# DATA LISTING start
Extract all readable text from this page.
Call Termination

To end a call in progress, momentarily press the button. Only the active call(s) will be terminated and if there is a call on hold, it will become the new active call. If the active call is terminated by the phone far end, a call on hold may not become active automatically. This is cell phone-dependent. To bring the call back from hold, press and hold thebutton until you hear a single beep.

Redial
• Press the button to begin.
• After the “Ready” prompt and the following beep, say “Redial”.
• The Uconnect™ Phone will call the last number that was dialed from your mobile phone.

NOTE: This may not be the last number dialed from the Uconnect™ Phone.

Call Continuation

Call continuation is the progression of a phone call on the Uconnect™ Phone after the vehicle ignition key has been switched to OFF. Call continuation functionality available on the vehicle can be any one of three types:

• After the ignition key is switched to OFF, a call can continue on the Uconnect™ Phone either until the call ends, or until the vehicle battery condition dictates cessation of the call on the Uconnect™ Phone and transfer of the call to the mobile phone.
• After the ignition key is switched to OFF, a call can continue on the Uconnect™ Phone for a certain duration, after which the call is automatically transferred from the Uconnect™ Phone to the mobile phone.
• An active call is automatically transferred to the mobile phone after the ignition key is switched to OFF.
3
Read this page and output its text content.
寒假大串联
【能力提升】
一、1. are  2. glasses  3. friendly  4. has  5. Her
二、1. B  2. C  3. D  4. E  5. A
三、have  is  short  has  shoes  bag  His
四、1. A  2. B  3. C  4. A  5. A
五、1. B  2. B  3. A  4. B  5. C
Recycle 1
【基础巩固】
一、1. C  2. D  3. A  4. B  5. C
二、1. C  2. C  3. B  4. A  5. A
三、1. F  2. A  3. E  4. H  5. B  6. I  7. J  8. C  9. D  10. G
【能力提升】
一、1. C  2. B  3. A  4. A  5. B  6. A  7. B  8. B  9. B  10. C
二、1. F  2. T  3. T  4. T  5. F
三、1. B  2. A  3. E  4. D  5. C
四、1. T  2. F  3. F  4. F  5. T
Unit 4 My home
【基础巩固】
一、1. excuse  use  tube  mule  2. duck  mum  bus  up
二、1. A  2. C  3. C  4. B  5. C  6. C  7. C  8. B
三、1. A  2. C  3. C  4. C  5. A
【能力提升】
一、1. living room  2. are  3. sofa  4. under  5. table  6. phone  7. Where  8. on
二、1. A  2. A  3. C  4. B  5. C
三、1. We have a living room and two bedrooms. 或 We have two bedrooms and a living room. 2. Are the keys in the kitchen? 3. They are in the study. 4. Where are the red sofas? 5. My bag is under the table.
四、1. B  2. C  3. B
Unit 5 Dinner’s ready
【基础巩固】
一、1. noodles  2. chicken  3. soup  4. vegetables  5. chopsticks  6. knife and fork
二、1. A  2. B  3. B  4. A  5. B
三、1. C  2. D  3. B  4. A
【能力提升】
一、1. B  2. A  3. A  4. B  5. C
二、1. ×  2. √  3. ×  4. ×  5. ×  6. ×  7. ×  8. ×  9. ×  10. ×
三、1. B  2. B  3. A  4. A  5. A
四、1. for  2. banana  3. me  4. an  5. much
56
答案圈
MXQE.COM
# DATA LISTING end
# [DIRECTIVE]
Check each line of the data above for the word "active", then state how many lines have it. Give the number alone.

# [TASK SOLUTION]
2